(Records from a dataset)
(begin)

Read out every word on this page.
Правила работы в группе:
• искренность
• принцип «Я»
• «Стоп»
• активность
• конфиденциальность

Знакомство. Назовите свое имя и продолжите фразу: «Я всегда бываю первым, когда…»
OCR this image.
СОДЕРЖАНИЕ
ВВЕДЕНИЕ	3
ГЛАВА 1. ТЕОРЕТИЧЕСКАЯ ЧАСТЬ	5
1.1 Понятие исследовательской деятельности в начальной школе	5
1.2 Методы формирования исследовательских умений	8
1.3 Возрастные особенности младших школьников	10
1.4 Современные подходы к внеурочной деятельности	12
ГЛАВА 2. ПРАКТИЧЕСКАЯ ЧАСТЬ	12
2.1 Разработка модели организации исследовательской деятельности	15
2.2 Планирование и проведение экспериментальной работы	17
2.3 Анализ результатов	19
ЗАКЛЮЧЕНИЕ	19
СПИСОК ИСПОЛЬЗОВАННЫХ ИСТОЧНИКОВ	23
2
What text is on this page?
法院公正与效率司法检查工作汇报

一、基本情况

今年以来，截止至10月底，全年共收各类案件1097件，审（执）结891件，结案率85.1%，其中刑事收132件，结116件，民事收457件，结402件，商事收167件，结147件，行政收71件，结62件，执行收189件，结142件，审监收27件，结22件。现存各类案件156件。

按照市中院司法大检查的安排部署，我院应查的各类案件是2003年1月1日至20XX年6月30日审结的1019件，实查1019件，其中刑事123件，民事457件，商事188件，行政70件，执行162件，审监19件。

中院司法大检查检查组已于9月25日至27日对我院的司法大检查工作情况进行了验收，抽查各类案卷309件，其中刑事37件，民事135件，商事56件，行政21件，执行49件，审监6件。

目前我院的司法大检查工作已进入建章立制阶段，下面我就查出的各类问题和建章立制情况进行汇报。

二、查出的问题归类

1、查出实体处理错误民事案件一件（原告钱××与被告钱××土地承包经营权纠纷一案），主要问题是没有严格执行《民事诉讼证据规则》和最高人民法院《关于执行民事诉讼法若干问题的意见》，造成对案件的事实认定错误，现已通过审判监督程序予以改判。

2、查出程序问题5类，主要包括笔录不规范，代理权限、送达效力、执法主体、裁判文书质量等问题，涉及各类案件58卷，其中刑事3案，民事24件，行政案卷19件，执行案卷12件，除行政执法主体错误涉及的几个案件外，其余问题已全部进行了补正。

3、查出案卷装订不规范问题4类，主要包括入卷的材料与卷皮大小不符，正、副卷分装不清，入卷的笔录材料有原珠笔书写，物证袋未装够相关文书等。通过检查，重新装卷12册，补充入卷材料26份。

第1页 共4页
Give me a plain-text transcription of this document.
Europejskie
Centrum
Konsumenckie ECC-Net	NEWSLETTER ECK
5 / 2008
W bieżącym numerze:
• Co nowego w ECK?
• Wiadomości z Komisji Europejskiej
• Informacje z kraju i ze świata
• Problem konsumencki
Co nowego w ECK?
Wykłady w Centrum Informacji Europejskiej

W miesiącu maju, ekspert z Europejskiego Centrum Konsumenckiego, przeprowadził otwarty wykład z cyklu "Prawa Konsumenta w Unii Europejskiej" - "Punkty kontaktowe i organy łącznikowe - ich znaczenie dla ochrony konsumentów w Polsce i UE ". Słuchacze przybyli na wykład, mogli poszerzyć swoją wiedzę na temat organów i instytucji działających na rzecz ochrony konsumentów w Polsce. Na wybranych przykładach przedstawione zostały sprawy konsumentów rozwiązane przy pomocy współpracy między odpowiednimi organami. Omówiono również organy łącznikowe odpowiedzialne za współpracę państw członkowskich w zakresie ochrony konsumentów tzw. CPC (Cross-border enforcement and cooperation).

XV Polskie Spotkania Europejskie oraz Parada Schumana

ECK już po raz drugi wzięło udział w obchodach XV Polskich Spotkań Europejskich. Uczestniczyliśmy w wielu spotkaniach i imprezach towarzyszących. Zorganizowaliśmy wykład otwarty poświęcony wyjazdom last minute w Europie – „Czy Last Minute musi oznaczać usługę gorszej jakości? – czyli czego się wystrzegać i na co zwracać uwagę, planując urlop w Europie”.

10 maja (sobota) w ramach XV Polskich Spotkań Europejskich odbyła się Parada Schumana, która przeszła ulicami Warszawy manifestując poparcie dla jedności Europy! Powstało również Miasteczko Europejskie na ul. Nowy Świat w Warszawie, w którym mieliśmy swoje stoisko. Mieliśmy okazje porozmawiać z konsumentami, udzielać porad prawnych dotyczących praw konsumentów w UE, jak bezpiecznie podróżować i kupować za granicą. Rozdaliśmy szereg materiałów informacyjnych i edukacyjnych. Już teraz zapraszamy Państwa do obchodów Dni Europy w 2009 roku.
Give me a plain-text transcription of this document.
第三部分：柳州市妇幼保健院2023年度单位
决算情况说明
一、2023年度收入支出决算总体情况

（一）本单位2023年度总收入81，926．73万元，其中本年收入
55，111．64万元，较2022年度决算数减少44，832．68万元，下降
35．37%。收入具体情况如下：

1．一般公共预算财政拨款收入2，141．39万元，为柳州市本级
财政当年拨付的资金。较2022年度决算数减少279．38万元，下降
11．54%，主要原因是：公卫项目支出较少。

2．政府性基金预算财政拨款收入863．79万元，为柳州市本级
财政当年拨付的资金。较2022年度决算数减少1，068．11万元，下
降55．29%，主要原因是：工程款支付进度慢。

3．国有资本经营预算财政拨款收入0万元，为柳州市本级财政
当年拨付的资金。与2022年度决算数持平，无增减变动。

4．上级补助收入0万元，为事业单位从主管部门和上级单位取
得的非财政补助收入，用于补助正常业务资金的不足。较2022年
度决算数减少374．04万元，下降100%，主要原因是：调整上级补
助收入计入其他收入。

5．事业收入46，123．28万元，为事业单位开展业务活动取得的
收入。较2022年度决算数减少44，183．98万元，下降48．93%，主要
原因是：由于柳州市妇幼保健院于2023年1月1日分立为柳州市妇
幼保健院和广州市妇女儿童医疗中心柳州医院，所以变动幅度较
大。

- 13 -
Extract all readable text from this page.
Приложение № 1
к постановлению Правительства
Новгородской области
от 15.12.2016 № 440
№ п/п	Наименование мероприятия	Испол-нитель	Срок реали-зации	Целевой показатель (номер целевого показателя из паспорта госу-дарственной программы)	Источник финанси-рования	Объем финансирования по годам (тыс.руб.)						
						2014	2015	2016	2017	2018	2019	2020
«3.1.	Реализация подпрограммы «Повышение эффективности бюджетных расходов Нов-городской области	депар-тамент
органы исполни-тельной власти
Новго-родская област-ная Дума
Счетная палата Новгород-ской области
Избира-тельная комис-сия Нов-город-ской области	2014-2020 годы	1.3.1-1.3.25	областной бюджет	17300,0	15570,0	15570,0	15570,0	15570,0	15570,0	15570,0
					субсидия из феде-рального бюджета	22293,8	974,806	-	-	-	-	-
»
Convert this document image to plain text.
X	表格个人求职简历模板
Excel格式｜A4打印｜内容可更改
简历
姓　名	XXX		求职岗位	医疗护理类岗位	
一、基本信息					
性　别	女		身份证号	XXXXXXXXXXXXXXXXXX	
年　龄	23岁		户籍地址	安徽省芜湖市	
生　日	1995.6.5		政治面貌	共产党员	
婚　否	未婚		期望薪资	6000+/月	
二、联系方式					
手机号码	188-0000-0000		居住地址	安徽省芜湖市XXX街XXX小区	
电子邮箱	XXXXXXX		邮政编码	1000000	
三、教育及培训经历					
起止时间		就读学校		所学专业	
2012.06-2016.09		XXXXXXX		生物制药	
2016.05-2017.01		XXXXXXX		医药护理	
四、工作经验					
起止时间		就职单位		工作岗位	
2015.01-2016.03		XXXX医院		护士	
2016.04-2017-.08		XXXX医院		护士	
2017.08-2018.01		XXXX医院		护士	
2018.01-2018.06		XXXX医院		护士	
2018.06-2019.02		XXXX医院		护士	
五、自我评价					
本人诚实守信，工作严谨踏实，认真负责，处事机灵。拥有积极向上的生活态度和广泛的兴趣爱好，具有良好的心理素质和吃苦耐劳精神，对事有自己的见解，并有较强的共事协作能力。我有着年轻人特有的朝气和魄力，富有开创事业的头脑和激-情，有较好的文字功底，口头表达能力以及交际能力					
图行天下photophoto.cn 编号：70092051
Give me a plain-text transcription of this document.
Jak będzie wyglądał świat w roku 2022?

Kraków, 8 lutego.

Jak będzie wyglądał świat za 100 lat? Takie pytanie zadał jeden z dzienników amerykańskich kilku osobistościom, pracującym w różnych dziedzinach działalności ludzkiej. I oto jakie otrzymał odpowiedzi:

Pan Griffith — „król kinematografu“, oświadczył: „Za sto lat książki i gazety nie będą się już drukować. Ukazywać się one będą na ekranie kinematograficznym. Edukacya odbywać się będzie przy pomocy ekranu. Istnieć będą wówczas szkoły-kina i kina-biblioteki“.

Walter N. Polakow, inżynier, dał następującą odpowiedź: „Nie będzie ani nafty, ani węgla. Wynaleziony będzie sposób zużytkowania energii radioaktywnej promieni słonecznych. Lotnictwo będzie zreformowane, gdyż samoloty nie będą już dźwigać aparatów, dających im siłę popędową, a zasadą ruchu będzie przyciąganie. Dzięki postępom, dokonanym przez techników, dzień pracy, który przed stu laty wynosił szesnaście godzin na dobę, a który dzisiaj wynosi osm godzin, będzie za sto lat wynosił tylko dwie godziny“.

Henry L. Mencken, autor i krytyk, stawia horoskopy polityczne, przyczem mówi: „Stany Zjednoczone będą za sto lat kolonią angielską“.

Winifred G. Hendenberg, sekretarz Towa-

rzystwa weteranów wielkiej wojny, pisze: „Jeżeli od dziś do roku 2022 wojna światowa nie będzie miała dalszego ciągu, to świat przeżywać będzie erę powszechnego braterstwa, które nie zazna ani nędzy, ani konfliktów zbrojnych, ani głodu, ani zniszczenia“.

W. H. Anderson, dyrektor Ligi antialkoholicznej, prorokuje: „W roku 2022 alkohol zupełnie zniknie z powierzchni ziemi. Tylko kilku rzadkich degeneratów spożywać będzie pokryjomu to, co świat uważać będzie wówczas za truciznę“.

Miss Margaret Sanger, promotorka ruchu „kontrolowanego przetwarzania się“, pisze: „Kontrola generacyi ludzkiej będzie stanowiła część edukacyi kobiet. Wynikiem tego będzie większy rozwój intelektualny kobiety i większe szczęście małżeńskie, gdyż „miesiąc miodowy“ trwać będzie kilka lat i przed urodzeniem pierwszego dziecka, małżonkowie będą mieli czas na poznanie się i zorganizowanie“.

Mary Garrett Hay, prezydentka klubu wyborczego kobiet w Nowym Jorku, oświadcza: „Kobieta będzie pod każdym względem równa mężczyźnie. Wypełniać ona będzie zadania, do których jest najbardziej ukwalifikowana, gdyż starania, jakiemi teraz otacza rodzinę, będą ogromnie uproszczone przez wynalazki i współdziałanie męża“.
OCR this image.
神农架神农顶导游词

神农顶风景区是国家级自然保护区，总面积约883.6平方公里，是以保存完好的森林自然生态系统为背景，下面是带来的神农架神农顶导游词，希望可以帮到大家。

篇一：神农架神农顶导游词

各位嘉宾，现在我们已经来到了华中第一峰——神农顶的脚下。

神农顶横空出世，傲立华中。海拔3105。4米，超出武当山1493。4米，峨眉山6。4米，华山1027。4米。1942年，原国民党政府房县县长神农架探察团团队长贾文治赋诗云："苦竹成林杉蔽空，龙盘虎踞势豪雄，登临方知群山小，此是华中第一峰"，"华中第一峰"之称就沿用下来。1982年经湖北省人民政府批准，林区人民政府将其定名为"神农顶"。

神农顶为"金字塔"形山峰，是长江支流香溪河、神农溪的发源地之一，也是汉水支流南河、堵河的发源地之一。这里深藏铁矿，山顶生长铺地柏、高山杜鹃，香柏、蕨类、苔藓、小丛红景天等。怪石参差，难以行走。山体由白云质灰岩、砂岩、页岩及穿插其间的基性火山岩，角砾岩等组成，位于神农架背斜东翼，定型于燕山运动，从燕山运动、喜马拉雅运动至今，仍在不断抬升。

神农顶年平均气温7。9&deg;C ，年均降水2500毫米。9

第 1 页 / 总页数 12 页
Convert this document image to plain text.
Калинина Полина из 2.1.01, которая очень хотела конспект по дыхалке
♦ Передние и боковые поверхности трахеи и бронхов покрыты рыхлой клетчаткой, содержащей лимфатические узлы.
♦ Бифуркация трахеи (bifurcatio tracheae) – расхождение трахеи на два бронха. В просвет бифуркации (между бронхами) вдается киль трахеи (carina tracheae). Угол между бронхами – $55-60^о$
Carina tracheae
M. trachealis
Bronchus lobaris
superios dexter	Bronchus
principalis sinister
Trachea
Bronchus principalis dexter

(end)

AIM OF THE EXERCISE
Gather all the lines that include the word "page" and copy them out.

RESULT
Read out every word on this page.
What text is on this page?
Extract all readable text from this page.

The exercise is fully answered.